» **Work to complete**: Select every line containing the word "Increase" from the material, and copy those lines.

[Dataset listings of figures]
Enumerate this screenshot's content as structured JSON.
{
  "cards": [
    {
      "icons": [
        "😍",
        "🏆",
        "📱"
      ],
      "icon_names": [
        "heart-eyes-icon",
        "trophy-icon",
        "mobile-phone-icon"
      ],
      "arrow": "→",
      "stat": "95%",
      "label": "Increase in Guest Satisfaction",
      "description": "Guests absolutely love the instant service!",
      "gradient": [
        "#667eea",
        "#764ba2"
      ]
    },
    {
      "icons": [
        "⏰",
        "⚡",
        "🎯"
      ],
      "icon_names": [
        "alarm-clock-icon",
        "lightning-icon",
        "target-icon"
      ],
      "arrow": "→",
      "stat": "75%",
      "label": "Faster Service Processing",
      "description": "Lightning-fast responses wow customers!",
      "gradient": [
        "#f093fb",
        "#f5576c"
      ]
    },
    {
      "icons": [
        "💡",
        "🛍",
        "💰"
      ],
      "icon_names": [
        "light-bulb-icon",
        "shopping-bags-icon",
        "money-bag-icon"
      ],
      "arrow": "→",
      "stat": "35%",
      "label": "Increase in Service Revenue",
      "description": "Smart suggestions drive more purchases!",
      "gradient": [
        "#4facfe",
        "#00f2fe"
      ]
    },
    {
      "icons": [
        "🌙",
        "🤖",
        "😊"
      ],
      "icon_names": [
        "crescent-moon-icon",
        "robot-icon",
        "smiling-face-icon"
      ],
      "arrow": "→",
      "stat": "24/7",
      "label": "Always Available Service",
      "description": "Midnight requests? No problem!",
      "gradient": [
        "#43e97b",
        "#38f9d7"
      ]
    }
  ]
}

» **Completed exercise**:
      "label": "Increase in Guest Satisfaction",
      "label": "Increase in Service Revenue",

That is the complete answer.